# Surf in the AM



## WildMatt84 (May 8, 2008)

Shootin to be in the water at first light. Anyone else gonna give it a try tomorrow?


----------



## zthomas18 (Dec 1, 2008)

I wish. Looks like we have some north winds coming for this weekend. Hopefully it greens up and lays down


----------



## Peelerson (May 31, 2013)

where you headed?


----------



## WildMatt84 (May 8, 2008)

Ill be fishing the east side


----------



## fishingcacher (Mar 29, 2008)

looks fishable but the color looks brown.


----------



## WildMatt84 (May 8, 2008)

true, but it should be flat and there should be tide moving. hopefully i can grind a few into my bucket


----------



## Fishingmatt (Aug 16, 2012)

Water is gonna flatten out this week... Post a report!


----------



## shalor57 (Feb 24, 2005)

Flat and green on Bolivar surf at 2pm before storm came through...not sure now. I sadly fished on bay and struck out. Drove across to beach and saw I should have been in surf...won't make same mistake in a.m. May try it this evening if storms get done and don't mess it up too bad.


----------



## Psychogatortrout (Jul 22, 2014)

Anyone going to fish bolivar pocket in the morning? I am headed down there with a friend plan on throwing tops all morning unless the bite is off then will switch to plastics. Anyone in? PM me would like to meet another down there. Red toyota camry.

- **Exercise tasks**:
• A. Copy out the passage of the surf fishing thread starting with "## Psychogatortrout (Jul" and going on through "Red toyota camry.".
• B. Write the next part of the surf fishing thread, picking up after its final post.

- **Raw records**:
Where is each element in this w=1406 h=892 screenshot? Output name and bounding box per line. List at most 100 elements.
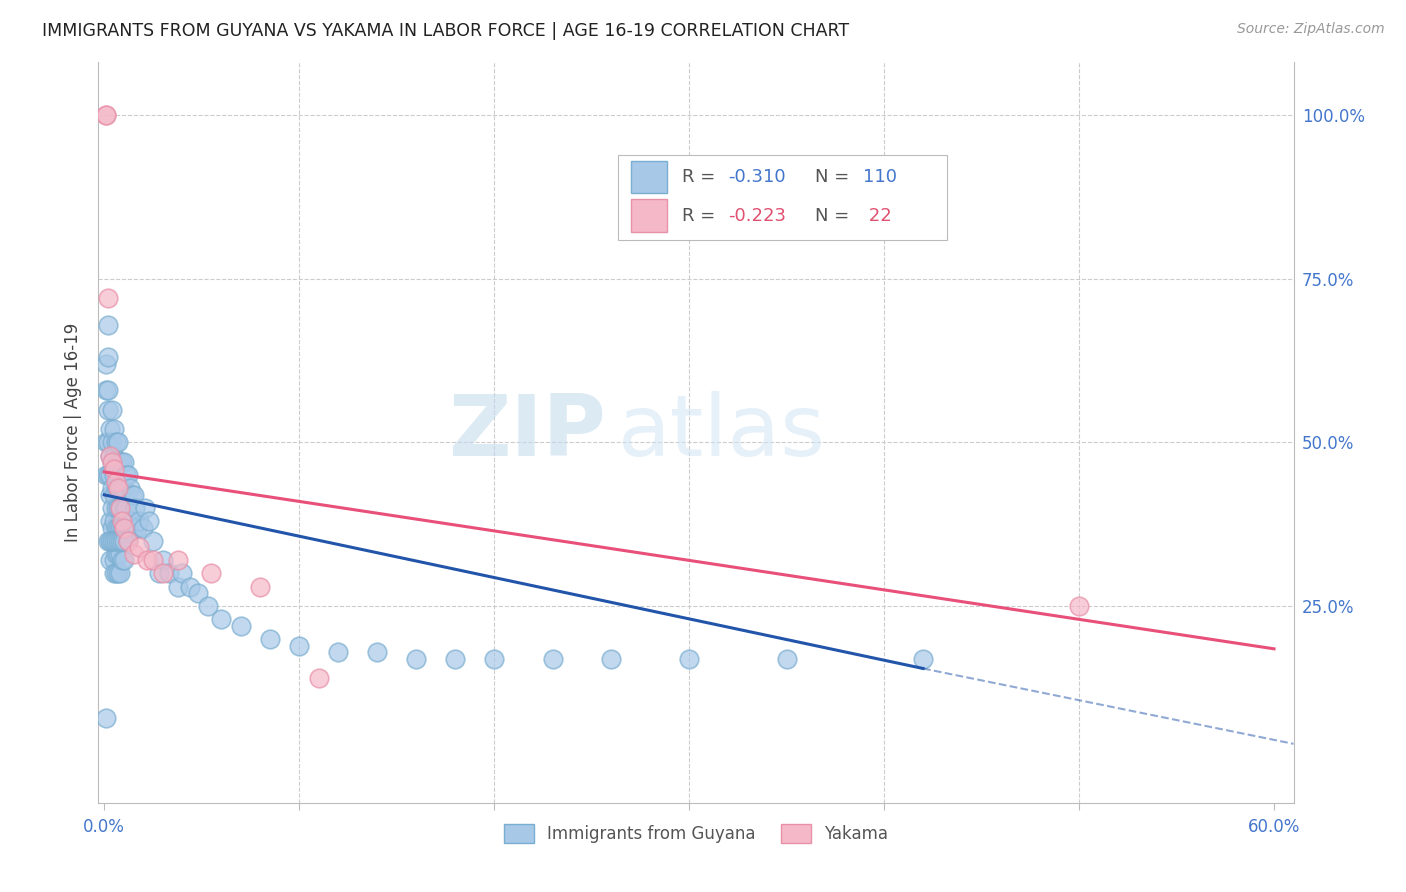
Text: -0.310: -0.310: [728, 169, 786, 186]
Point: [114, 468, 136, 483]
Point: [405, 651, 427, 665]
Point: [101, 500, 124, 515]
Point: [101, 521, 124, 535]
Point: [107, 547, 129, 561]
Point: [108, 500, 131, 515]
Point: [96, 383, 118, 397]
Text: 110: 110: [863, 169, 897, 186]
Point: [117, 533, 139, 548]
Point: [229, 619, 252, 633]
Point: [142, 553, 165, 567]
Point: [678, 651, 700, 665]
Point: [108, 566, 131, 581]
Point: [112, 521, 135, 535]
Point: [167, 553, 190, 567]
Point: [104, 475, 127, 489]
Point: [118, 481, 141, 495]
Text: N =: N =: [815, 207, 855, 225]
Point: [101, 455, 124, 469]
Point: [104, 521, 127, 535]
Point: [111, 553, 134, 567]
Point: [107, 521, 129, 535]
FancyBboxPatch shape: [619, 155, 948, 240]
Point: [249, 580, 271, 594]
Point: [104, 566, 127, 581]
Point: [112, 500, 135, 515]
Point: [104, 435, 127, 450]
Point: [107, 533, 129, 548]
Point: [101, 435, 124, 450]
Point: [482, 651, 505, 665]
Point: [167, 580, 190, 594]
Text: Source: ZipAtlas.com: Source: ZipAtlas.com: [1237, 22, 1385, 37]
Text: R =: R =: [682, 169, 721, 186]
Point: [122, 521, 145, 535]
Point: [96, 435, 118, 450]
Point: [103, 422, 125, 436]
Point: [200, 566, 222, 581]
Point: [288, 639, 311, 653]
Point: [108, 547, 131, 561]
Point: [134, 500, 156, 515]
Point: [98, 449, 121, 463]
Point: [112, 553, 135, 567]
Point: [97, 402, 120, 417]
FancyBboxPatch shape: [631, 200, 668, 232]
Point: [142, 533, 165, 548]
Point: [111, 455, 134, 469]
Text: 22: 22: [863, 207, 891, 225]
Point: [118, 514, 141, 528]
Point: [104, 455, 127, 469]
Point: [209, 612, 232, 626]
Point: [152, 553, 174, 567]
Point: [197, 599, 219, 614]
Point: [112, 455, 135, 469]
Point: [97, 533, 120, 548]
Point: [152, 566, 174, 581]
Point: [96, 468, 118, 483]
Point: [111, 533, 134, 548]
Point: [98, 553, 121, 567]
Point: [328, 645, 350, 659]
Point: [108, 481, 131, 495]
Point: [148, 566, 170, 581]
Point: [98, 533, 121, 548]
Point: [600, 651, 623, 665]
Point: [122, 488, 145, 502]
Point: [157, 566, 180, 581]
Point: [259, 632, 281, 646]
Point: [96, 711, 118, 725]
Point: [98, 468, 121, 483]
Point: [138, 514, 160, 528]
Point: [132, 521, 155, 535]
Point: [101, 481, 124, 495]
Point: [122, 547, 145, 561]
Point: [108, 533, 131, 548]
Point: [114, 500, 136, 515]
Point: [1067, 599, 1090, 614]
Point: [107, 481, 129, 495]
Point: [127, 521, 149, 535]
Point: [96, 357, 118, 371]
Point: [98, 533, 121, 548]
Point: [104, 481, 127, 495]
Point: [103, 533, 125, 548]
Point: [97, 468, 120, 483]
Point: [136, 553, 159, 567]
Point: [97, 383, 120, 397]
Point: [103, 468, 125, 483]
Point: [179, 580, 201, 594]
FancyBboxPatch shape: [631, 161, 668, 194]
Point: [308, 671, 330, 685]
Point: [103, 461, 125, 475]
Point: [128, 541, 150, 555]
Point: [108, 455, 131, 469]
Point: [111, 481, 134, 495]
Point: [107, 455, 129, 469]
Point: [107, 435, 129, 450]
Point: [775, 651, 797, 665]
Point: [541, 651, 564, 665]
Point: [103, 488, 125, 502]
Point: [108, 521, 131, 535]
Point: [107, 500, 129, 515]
==
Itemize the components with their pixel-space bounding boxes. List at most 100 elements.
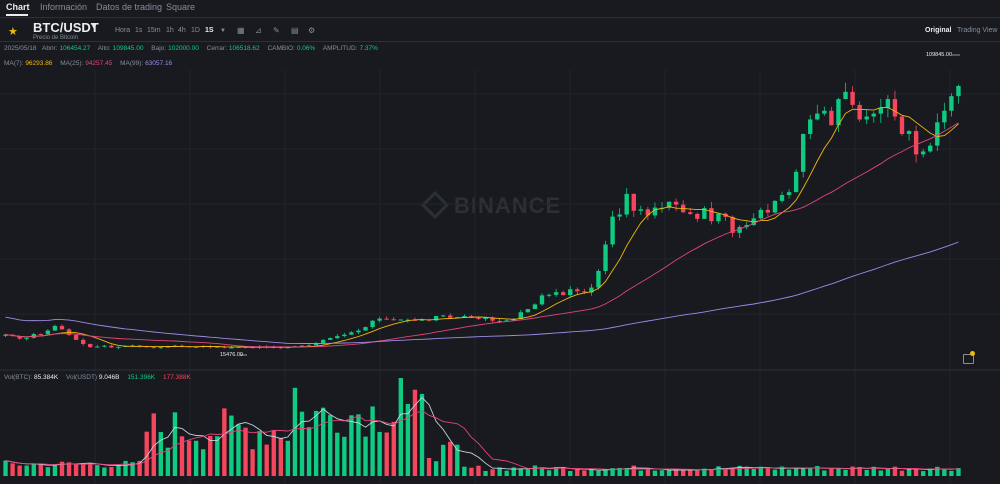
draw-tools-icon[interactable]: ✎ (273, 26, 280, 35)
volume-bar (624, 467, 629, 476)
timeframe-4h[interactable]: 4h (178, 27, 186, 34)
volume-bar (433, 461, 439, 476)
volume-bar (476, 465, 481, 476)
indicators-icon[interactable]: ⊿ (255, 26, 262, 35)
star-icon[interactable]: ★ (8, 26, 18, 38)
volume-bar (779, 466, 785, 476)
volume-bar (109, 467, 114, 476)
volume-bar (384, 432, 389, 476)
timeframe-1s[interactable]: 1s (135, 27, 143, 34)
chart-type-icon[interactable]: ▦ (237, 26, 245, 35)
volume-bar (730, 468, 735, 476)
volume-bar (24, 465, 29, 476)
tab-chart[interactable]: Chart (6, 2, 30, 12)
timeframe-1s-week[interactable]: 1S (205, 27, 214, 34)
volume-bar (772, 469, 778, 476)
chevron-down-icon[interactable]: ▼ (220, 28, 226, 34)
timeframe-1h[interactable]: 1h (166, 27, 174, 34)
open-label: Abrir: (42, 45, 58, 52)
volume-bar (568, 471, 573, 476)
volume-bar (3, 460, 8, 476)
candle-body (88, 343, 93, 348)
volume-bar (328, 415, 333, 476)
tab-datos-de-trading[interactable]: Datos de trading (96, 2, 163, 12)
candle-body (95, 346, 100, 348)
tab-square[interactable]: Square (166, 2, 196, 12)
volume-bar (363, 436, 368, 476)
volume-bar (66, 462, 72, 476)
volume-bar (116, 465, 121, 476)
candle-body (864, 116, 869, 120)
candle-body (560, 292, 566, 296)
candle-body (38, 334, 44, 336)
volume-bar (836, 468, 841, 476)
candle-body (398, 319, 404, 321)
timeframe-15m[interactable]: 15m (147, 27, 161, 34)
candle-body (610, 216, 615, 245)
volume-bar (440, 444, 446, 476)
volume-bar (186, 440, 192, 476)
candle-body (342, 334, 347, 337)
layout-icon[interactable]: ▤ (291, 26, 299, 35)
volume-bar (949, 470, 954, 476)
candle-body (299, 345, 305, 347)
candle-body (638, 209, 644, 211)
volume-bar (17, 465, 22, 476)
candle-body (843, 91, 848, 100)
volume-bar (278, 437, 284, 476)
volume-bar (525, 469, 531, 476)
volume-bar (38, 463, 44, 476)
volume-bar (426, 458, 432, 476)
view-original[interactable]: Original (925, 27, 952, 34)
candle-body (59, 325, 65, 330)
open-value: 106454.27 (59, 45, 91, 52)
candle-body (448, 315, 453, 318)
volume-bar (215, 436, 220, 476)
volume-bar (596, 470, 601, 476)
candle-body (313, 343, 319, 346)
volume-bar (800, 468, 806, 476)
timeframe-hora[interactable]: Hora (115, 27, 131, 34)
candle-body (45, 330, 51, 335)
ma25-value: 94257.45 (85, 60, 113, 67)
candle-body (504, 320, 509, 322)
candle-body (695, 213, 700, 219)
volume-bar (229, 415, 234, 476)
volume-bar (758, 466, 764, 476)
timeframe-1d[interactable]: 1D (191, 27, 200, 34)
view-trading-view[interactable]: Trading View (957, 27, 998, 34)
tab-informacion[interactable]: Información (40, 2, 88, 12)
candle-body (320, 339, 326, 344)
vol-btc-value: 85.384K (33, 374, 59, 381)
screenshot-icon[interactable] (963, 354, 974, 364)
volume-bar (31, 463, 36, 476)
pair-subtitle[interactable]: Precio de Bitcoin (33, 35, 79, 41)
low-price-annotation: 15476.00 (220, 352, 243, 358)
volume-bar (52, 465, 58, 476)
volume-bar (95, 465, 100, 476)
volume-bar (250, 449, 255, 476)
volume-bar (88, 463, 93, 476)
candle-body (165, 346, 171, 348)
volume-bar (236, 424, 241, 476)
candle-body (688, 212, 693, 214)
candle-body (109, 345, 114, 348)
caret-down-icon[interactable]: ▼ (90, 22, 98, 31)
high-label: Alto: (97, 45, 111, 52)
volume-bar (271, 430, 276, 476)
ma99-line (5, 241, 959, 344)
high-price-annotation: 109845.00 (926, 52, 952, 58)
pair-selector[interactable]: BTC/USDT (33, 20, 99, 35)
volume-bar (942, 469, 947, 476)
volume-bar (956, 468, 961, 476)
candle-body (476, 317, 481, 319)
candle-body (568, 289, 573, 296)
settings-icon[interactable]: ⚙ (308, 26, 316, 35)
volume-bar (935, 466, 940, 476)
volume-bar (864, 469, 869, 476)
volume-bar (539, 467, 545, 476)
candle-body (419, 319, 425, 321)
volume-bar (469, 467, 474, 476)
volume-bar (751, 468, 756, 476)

- **Answers per task**:
• A.
## Psychogatortrout (Jul 22, 2014)

Anyone going to fish bolivar pocket in the morning? I am headed down there with a friend plan on throwing tops all morning unless the bite is off then will switch to plastics. Anyone in? PM me would like to meet another down there. Red toyota camry.

• B.
Will be in the water on first light throwing big super spooks. I'll post a detailed report tomorrow afternoon when we get home. Cheers.


----------



## Fargus (Feb 13, 2006)

I think I will be heading down that way in the morning. Haven't decided between Jamaica Beach area or Bolivar


----------



## HoustonKid (Dec 29, 2005)

Cousin down in CB now. Says surf is flat as glass. I would if I could.


----------



## Fargus (Feb 13, 2006)

HoustonKid said:


> Cousin down in CB now. Says surf is flat as glass. I would if I could.


Was it doodoo brown?


----------



## shalor57 (Feb 24, 2005)

Flat, green and I could just about read print on shoes in waist deep water. Oh and fishing was awesome on crystal beach


----------



## WildMatt84 (May 8, 2008)

I only managed 3 this morning and it was green on the east end, just not very flat


----------



## JKAG10 (Nov 6, 2012)

I managed 4 at Surfside including a new personal best 24 1/2". Released another 10 or so dinks. Surf was extremely calm.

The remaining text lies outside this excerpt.